• [Document excerpt]:

........

The United States Supreme Court has rendered an usual number of decisions dealing with eminent domain. On June 29, 2021, the Court decided PennEast Pipeline Co. v New Jersey, 594 U.S. __ (2021). The Court held that the Federal Government had properly delegated to private companies’ federal authority to condemn necessary rights-of-way in state owned property.
The Natural Gas Act regulates the transportation and sale of natural gas in interstate commerce. The Act requires natural gas companies to obtain from the Federal Energy Regulatory Commission (“FERC”) a certificate recognizing that an interstate pipeline “is or will be required by the present or future public convenience and necessity.” 15 U. S .C. Sec. 717f(e). The Natural Gas Act has authorized certificate holders to exercise federal eminent domain power to obtain property rights necessary to construct a pipeline. 15 U. S. C. Sec. 717f(h).
FERC granted PennEast a certificate of public convenience and necessity to construct a 116-mile pipeline from Pennsylvania to New Jersey. After receiving the certificate, PennEast filed eminent domain suits in the Federal District Court in New Jersey to secure rights-of-way in property owned by New Jersey. The District Court denied New Jersey’s motions to dismiss based on sovereign immunity and granted PennEast a condemnation order. The Third Circuit Court of Appeals reversed concluding that the law did not clearly delegate to certificate holders the Federal Government’s authority to sue nonconsenting States, and therefore did not abrogate sovereign immunity.

........

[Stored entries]
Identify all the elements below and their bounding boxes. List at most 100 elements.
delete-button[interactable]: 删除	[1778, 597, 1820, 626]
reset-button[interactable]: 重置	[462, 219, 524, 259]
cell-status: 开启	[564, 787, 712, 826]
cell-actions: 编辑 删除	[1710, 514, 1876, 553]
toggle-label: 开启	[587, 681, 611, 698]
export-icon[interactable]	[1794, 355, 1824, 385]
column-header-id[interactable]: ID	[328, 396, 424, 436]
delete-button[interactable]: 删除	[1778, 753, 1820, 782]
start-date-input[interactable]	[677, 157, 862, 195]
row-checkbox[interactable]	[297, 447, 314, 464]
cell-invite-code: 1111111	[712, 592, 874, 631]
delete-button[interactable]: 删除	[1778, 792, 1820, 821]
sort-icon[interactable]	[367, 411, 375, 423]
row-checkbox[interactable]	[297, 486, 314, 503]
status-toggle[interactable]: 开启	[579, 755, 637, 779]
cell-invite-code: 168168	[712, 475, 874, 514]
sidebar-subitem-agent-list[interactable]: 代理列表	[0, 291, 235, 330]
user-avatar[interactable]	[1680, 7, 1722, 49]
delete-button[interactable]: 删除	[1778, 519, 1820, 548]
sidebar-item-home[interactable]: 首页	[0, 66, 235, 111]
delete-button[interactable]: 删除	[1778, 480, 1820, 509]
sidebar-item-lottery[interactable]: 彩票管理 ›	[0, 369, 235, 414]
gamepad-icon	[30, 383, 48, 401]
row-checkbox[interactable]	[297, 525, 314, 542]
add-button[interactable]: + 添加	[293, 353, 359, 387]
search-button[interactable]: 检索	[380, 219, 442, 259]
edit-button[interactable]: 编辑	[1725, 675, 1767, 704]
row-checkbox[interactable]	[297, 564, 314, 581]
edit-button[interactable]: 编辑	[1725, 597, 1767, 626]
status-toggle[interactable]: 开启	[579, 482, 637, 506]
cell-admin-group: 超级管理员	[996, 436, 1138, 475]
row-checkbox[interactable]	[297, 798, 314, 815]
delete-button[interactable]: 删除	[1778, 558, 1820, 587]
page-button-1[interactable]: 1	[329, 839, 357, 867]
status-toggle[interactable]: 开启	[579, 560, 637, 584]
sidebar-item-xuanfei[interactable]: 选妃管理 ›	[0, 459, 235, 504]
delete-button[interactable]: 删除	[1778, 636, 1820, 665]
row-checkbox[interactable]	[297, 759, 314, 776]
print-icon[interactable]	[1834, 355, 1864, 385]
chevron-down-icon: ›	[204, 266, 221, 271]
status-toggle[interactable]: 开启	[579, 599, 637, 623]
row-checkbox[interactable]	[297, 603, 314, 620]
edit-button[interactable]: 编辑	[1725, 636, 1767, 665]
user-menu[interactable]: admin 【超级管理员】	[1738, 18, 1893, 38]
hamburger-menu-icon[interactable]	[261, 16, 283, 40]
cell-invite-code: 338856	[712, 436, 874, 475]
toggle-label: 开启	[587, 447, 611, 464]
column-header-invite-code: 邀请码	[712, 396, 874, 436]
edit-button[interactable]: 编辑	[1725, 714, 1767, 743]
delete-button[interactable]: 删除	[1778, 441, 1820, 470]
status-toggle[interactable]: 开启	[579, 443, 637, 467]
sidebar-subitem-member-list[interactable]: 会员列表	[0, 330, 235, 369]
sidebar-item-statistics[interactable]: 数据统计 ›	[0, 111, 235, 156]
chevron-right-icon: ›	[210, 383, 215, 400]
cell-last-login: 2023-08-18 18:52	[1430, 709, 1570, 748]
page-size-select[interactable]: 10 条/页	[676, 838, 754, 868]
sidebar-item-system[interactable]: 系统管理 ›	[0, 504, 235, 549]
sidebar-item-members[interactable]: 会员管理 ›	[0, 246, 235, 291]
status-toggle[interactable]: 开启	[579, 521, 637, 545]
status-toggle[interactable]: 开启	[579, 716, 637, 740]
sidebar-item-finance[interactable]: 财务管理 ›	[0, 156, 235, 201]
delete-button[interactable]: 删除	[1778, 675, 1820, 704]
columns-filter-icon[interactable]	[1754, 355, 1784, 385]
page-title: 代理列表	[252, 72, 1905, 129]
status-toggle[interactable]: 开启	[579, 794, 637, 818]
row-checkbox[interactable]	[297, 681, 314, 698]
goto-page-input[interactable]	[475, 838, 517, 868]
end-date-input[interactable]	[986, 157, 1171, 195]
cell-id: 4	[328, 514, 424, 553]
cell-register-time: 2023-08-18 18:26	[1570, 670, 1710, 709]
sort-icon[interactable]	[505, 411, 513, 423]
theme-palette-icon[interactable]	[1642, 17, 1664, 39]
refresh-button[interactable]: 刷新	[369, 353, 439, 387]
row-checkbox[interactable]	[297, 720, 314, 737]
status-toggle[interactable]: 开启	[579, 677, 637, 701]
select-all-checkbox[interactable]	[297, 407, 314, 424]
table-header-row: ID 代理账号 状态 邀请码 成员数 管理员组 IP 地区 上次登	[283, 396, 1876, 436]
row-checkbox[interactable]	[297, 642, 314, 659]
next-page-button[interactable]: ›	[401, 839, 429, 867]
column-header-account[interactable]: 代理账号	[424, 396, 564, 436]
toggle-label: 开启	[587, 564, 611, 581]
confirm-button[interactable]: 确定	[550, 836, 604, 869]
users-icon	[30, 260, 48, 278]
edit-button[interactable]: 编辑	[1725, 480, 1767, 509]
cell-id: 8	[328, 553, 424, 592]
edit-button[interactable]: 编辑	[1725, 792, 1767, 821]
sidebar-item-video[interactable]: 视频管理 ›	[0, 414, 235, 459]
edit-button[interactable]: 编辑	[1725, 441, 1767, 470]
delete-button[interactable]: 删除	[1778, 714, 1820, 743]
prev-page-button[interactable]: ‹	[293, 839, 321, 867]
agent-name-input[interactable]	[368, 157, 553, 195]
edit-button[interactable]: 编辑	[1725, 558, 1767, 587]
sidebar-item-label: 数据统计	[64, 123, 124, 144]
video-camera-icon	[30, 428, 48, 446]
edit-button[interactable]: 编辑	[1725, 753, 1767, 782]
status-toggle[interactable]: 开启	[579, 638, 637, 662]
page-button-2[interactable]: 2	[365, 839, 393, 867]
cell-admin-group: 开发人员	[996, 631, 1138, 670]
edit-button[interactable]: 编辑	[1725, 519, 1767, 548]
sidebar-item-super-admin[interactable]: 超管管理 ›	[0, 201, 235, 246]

........

• [Tasks to complete]:
1. In the PennEast eminent domain summary, how long was the pipeline that FERC certified?
2. Carry the PennEast eminent domain summary forward, beginning right after its final sentence about the Third Circuit's reversal.

• [Answers given]:
1. 116 miles, running from Pennsylvania to New Jersey.

2.
The Supreme Court reversed the Judgment and remanded for further proceeding by a 5 to 4 vote. On the merits, the Court concluded that established precedent authorized federal eminent domain over State-owned property and the exercise of that power through delegated private parties, as authorized by the law. The majority held that sovereign immunity does not bar condemnation actions by private party delegatees against nonconsenting states. Chief Justice John Roberts wrote, “although nonconsenting States are generally immune from suit, they surrendered their immunity from the exercise of the federal eminent domain power when they ratified the Constitution. That power carries with it the ability to condemn property in court. Because the Natural Gas Act delegates the federal eminent domain power to private parties, those parties can initiate condemnation proceedings, including against state-owned property.”